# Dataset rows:
START

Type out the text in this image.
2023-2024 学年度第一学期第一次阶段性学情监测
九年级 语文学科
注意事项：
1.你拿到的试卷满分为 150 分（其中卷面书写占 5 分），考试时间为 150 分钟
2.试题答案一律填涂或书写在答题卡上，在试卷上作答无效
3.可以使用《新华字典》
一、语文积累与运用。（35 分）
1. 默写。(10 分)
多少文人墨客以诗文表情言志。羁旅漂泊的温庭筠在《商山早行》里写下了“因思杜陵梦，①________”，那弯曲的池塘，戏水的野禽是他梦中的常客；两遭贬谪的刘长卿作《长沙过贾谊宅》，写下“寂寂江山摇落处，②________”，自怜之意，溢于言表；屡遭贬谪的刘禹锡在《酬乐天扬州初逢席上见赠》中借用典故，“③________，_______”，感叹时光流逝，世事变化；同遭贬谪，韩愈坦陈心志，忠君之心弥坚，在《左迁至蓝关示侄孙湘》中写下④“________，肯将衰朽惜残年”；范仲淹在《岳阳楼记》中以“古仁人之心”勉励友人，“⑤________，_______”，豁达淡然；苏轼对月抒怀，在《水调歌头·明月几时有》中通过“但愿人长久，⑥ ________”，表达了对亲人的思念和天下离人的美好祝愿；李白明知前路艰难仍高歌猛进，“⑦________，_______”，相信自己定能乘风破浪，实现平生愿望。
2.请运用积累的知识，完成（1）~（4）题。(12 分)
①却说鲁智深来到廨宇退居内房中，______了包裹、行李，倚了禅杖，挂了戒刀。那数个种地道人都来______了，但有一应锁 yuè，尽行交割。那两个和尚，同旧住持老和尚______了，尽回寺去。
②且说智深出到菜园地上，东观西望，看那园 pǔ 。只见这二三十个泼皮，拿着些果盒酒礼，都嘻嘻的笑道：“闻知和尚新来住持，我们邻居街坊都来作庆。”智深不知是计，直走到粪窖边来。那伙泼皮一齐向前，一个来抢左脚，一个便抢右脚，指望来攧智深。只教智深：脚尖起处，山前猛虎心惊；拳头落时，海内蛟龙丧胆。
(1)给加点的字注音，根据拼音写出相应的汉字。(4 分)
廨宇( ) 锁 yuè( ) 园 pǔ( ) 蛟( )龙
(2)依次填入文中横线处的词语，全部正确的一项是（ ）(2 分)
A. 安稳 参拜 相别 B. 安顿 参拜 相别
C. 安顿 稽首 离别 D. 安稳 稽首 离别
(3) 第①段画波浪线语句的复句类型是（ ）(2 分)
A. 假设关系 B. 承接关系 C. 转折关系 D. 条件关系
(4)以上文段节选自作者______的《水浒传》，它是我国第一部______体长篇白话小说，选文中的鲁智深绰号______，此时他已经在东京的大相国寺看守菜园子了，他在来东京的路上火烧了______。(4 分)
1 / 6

END

# Stated goal:
Reproduce the full listing word for word.

# Solution to this problem:
Type out the text in this image.
2023-2024 学年度第一学期第一次阶段性学情监测
九年级 语文学科
注意事项：
1.你拿到的试卷满分为 150 分（其中卷面书写占 5 分），考试时间为 150 分钟
2.试题答案一律填涂或书写在答题卡上，在试卷上作答无效
3.可以使用《新华字典》
一、语文积累与运用。（35 分）
1. 默写。(10 分)
多少文人墨客以诗文表情言志。羁旅漂泊的温庭筠在《商山早行》里写下了“因思杜陵梦，①________”，那弯曲的池塘，戏水的野禽是他梦中的常客；两遭贬谪的刘长卿作《长沙过贾谊宅》，写下“寂寂江山摇落处，②________”，自怜之意，溢于言表；屡遭贬谪的刘禹锡在《酬乐天扬州初逢席上见赠》中借用典故，“③________，_______”，感叹时光流逝，世事变化；同遭贬谪，韩愈坦陈心志，忠君之心弥坚，在《左迁至蓝关示侄孙湘》中写下④“________，肯将衰朽惜残年”；范仲淹在《岳阳楼记》中以“古仁人之心”勉励友人，“⑤________，_______”，豁达淡然；苏轼对月抒怀，在《水调歌头·明月几时有》中通过“但愿人长久，⑥ ________”，表达了对亲人的思念和天下离人的美好祝愿；李白明知前路艰难仍高歌猛进，“⑦________，_______”，相信自己定能乘风破浪，实现平生愿望。
2.请运用积累的知识，完成（1）~（4）题。(12 分)
①却说鲁智深来到廨宇退居内房中，______了包裹、行李，倚了禅杖，挂了戒刀。那数个种地道人都来______了，但有一应锁 yuè，尽行交割。那两个和尚，同旧住持老和尚______了，尽回寺去。
②且说智深出到菜园地上，东观西望，看那园 pǔ 。只见这二三十个泼皮，拿着些果盒酒礼，都嘻嘻的笑道：“闻知和尚新来住持，我们邻居街坊都来作庆。”智深不知是计，直走到粪窖边来。那伙泼皮一齐向前，一个来抢左脚，一个便抢右脚，指望来攧智深。只教智深：脚尖起处，山前猛虎心惊；拳头落时，海内蛟龙丧胆。
(1)给加点的字注音，根据拼音写出相应的汉字。(4 分)
廨宇( ) 锁 yuè( ) 园 pǔ( ) 蛟( )龙
(2)依次填入文中横线处的词语，全部正确的一项是（ ）(2 分)
A. 安稳 参拜 相别 B. 安顿 参拜 相别
C. 安顿 稽首 离别 D. 安稳 稽首 离别
(3) 第①段画波浪线语句的复句类型是（ ）(2 分)
A. 假设关系 B. 承接关系 C. 转折关系 D. 条件关系
(4)以上文段节选自作者______的《水浒传》，它是我国第一部______体长篇白话小说，选文中的鲁智深绰号______，此时他已经在东京的大相国寺看守菜园子了，他在来东京的路上火烧了______。(4 分)
1 / 6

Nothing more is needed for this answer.